Required task: Below is a block of records; repeat each one exactly.

Supplied material:
§ §
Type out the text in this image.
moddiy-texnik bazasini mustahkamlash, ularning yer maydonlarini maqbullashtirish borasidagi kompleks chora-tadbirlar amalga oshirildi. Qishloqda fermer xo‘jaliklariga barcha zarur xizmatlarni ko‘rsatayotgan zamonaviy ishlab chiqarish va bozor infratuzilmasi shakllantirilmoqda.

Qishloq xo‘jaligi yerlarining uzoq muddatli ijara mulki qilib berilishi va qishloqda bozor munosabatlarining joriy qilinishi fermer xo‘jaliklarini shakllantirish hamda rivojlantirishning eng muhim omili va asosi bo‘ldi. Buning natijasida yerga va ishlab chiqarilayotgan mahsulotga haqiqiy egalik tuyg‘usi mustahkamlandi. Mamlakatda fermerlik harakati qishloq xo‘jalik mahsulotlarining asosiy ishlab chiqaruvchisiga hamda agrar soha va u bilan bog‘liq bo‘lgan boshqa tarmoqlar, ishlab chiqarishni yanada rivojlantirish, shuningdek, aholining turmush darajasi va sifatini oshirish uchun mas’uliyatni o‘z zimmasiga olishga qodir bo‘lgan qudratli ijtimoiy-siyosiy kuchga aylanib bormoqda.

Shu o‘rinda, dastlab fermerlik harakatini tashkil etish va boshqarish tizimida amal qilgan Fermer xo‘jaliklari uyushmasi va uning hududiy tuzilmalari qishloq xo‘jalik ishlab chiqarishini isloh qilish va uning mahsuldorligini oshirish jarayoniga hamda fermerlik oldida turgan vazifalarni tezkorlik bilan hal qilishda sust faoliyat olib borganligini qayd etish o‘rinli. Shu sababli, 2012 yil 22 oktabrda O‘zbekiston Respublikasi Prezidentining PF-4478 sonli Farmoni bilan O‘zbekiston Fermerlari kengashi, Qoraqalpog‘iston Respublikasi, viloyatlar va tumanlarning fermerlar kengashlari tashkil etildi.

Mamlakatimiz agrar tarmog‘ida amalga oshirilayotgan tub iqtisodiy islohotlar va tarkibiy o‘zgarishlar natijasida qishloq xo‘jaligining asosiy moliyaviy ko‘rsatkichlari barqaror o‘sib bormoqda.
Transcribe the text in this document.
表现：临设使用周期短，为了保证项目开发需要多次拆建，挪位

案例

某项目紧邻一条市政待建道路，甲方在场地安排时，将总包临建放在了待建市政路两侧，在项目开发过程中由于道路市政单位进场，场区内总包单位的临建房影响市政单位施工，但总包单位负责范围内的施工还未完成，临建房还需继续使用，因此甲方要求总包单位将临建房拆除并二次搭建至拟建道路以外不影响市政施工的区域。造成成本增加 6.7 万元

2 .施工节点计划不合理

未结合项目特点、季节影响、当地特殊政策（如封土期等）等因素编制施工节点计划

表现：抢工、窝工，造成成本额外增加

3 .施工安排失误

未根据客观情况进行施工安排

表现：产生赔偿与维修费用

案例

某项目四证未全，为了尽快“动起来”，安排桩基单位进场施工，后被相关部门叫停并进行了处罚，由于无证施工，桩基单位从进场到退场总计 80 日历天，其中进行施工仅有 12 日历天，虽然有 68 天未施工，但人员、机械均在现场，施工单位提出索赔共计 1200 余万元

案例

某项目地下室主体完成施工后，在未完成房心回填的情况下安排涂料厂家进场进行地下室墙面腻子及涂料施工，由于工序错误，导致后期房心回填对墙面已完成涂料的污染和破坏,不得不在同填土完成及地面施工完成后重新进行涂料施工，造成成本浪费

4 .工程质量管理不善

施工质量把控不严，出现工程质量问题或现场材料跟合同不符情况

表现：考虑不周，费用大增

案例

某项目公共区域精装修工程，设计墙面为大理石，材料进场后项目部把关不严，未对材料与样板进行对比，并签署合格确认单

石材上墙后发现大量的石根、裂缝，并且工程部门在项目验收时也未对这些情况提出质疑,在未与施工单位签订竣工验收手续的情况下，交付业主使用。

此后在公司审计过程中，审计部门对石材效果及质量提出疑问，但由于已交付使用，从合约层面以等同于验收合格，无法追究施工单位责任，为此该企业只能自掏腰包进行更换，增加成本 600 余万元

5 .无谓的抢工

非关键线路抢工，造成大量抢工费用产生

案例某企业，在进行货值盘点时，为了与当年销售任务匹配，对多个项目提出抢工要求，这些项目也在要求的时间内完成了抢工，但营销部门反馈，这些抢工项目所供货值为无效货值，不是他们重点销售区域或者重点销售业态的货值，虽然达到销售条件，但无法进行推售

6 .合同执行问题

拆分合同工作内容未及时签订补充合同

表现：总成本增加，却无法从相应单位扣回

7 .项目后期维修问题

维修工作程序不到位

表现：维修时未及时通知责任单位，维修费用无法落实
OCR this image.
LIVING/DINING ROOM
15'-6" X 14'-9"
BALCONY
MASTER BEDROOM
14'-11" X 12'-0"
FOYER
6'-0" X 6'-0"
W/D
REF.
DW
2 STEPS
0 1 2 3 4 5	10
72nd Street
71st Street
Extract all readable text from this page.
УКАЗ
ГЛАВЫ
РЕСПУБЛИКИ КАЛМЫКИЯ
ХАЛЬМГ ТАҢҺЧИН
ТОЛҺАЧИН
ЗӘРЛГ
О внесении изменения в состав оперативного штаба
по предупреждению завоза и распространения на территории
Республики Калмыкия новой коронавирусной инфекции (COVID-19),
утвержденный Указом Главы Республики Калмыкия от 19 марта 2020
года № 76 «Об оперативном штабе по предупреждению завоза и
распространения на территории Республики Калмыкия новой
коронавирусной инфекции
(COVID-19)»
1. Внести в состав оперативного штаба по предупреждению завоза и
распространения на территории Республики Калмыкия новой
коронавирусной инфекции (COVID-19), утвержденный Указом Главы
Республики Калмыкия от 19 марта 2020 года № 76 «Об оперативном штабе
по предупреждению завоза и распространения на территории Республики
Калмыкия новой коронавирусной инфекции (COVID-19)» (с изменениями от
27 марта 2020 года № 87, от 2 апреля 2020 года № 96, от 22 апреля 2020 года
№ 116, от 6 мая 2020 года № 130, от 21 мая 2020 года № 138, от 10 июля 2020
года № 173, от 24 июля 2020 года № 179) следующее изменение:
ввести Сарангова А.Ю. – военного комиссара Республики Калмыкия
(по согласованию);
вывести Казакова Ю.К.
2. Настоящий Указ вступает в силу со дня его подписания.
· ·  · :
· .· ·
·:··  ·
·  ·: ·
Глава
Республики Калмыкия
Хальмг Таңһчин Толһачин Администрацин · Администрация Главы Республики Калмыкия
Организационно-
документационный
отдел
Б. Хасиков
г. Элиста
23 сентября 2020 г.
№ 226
§ §
Exercise response:
Type out the text in this image.
moddiy-texnik bazasini mustahkamlash, ularning yer maydonlarini maqbullashtirish borasidagi kompleks chora-tadbirlar amalga oshirildi. Qishloqda fermer xo‘jaliklariga barcha zarur xizmatlarni ko‘rsatayotgan zamonaviy ishlab chiqarish va bozor infratuzilmasi shakllantirilmoqda.

Qishloq xo‘jaligi yerlarining uzoq muddatli ijara mulki qilib berilishi va qishloqda bozor munosabatlarining joriy qilinishi fermer xo‘jaliklarini shakllantirish hamda rivojlantirishning eng muhim omili va asosi bo‘ldi. Buning natijasida yerga va ishlab chiqarilayotgan mahsulotga haqiqiy egalik tuyg‘usi mustahkamlandi. Mamlakatda fermerlik harakati qishloq xo‘jalik mahsulotlarining asosiy ishlab chiqaruvchisiga hamda agrar soha va u bilan bog‘liq bo‘lgan boshqa tarmoqlar, ishlab chiqarishni yanada rivojlantirish, shuningdek, aholining turmush darajasi va sifatini oshirish uchun mas’uliyatni o‘z zimmasiga olishga qodir bo‘lgan qudratli ijtimoiy-siyosiy kuchga aylanib bormoqda.

Shu o‘rinda, dastlab fermerlik harakatini tashkil etish va boshqarish tizimida amal qilgan Fermer xo‘jaliklari uyushmasi va uning hududiy tuzilmalari qishloq xo‘jalik ishlab chiqarishini isloh qilish va uning mahsuldorligini oshirish jarayoniga hamda fermerlik oldida turgan vazifalarni tezkorlik bilan hal qilishda sust faoliyat olib borganligini qayd etish o‘rinli. Shu sababli, 2012 yil 22 oktabrda O‘zbekiston Respublikasi Prezidentining PF-4478 sonli Farmoni bilan O‘zbekiston Fermerlari kengashi, Qoraqalpog‘iston Respublikasi, viloyatlar va tumanlarning fermerlar kengashlari tashkil etildi.

Mamlakatimiz agrar tarmog‘ida amalga oshirilayotgan tub iqtisodiy islohotlar va tarkibiy o‘zgarishlar natijasida qishloq xo‘jaligining asosiy moliyaviy ko‘rsatkichlari barqaror o‘sib bormoqda.
Transcribe the text in this document.
表现：临设使用周期短，为了保证项目开发需要多次拆建，挪位

案例

某项目紧邻一条市政待建道路，甲方在场地安排时，将总包临建放在了待建市政路两侧，在项目开发过程中由于道路市政单位进场，场区内总包单位的临建房影响市政单位施工，但总包单位负责范围内的施工还未完成，临建房还需继续使用，因此甲方要求总包单位将临建房拆除并二次搭建至拟建道路以外不影响市政施工的区域。造成成本增加 6.7 万元

2 .施工节点计划不合理

未结合项目特点、季节影响、当地特殊政策（如封土期等）等因素编制施工节点计划

表现：抢工、窝工，造成成本额外增加

3 .施工安排失误

未根据客观情况进行施工安排

表现：产生赔偿与维修费用

案例

某项目四证未全，为了尽快“动起来”，安排桩基单位进场施工，后被相关部门叫停并进行了处罚，由于无证施工，桩基单位从进场到退场总计 80 日历天，其中进行施工仅有 12 日历天，虽然有 68 天未施工，但人员、机械均在现场，施工单位提出索赔共计 1200 余万元

案例

某项目地下室主体完成施工后，在未完成房心回填的情况下安排涂料厂家进场进行地下室墙面腻子及涂料施工，由于工序错误，导致后期房心回填对墙面已完成涂料的污染和破坏,不得不在同填土完成及地面施工完成后重新进行涂料施工，造成成本浪费

4 .工程质量管理不善

施工质量把控不严，出现工程质量问题或现场材料跟合同不符情况

表现：考虑不周，费用大增

案例

某项目公共区域精装修工程，设计墙面为大理石，材料进场后项目部把关不严，未对材料与样板进行对比，并签署合格确认单

石材上墙后发现大量的石根、裂缝，并且工程部门在项目验收时也未对这些情况提出质疑,在未与施工单位签订竣工验收手续的情况下，交付业主使用。

此后在公司审计过程中，审计部门对石材效果及质量提出疑问，但由于已交付使用，从合约层面以等同于验收合格，无法追究施工单位责任，为此该企业只能自掏腰包进行更换，增加成本 600 余万元

5 .无谓的抢工

非关键线路抢工，造成大量抢工费用产生

案例某企业，在进行货值盘点时，为了与当年销售任务匹配，对多个项目提出抢工要求，这些项目也在要求的时间内完成了抢工，但营销部门反馈，这些抢工项目所供货值为无效货值，不是他们重点销售区域或者重点销售业态的货值，虽然达到销售条件，但无法进行推售

6 .合同执行问题

拆分合同工作内容未及时签订补充合同

表现：总成本增加，却无法从相应单位扣回

7 .项目后期维修问题

维修工作程序不到位

表现：维修时未及时通知责任单位，维修费用无法落实
OCR this image.
LIVING/DINING ROOM
15'-6" X 14'-9"
BALCONY
MASTER BEDROOM
14'-11" X 12'-0"
FOYER
6'-0" X 6'-0"
W/D
REF.
DW
2 STEPS
0 1 2 3 4 5	10
72nd Street
71st Street
Extract all readable text from this page.
УКАЗ
ГЛАВЫ
РЕСПУБЛИКИ КАЛМЫКИЯ
ХАЛЬМГ ТАҢҺЧИН
ТОЛҺАЧИН
ЗӘРЛГ
О внесении изменения в состав оперативного штаба
по предупреждению завоза и распространения на территории
Республики Калмыкия новой коронавирусной инфекции (COVID-19),
утвержденный Указом Главы Республики Калмыкия от 19 марта 2020
года № 76 «Об оперативном штабе по предупреждению завоза и
распространения на территории Республики Калмыкия новой
коронавирусной инфекции
(COVID-19)»
1. Внести в состав оперативного штаба по предупреждению завоза и
распространения на территории Республики Калмыкия новой
коронавирусной инфекции (COVID-19), утвержденный Указом Главы
Республики Калмыкия от 19 марта 2020 года № 76 «Об оперативном штабе
по предупреждению завоза и распространения на территории Республики
Калмыкия новой коронавирусной инфекции (COVID-19)» (с изменениями от
27 марта 2020 года № 87, от 2 апреля 2020 года № 96, от 22 апреля 2020 года
№ 116, от 6 мая 2020 года № 130, от 21 мая 2020 года № 138, от 10 июля 2020
года № 173, от 24 июля 2020 года № 179) следующее изменение:
ввести Сарангова А.Ю. – военного комиссара Республики Калмыкия
(по согласованию);
вывести Казакова Ю.К.
2. Настоящий Указ вступает в силу со дня его подписания.
· ·  · :
· .· ·
·:··  ·
·  ·: ·
Глава
Республики Калмыкия
Хальмг Таңһчин Толһачин Администрацин · Администрация Главы Республики Калмыкия
Организационно-
документационный
отдел
Б. Хасиков
г. Элиста
23 сентября 2020 г.
№ 226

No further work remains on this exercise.